● **Given request**
Below you will find a set of lines. Repeat them all exactly.

● **Provided records**
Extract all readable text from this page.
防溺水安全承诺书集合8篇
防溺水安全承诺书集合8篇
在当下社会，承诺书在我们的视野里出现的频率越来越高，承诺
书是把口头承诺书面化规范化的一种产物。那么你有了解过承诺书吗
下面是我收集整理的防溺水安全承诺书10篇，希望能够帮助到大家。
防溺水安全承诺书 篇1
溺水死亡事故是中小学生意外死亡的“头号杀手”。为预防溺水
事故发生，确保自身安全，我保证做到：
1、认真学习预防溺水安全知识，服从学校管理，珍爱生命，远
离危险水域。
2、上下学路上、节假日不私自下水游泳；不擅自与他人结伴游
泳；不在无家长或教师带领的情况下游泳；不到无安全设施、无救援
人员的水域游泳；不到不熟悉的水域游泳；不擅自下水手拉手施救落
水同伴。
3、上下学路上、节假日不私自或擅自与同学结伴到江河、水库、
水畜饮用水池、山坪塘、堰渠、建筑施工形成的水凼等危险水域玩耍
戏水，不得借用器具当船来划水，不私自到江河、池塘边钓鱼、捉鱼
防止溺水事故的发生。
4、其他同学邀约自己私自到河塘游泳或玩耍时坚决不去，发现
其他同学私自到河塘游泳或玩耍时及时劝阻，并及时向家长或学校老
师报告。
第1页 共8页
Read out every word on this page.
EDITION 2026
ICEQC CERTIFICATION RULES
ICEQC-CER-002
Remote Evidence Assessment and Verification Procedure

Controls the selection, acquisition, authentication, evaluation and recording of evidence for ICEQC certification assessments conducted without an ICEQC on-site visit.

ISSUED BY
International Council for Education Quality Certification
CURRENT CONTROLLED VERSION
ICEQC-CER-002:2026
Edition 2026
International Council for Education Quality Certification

● **Response**
Extract all readable text from this page.
防溺水安全承诺书集合8篇
防溺水安全承诺书集合8篇
在当下社会，承诺书在我们的视野里出现的频率越来越高，承诺
书是把口头承诺书面化规范化的一种产物。那么你有了解过承诺书吗
下面是我收集整理的防溺水安全承诺书10篇，希望能够帮助到大家。
防溺水安全承诺书 篇1
溺水死亡事故是中小学生意外死亡的“头号杀手”。为预防溺水
事故发生，确保自身安全，我保证做到：
1、认真学习预防溺水安全知识，服从学校管理，珍爱生命，远
离危险水域。
2、上下学路上、节假日不私自下水游泳；不擅自与他人结伴游
泳；不在无家长或教师带领的情况下游泳；不到无安全设施、无救援
人员的水域游泳；不到不熟悉的水域游泳；不擅自下水手拉手施救落
水同伴。
3、上下学路上、节假日不私自或擅自与同学结伴到江河、水库、
水畜饮用水池、山坪塘、堰渠、建筑施工形成的水凼等危险水域玩耍
戏水，不得借用器具当船来划水，不私自到江河、池塘边钓鱼、捉鱼
防止溺水事故的发生。
4、其他同学邀约自己私自到河塘游泳或玩耍时坚决不去，发现
其他同学私自到河塘游泳或玩耍时及时劝阻，并及时向家长或学校老
师报告。
第1页 共8页
Read out every word on this page.
EDITION 2026
ICEQC CERTIFICATION RULES
ICEQC-CER-002
Remote Evidence Assessment and Verification Procedure

Controls the selection, acquisition, authentication, evaluation and recording of evidence for ICEQC certification assessments conducted without an ICEQC on-site visit.

ISSUED BY
International Council for Education Quality Certification
CURRENT CONTROLLED VERSION
ICEQC-CER-002:2026
Edition 2026
International Council for Education Quality Certification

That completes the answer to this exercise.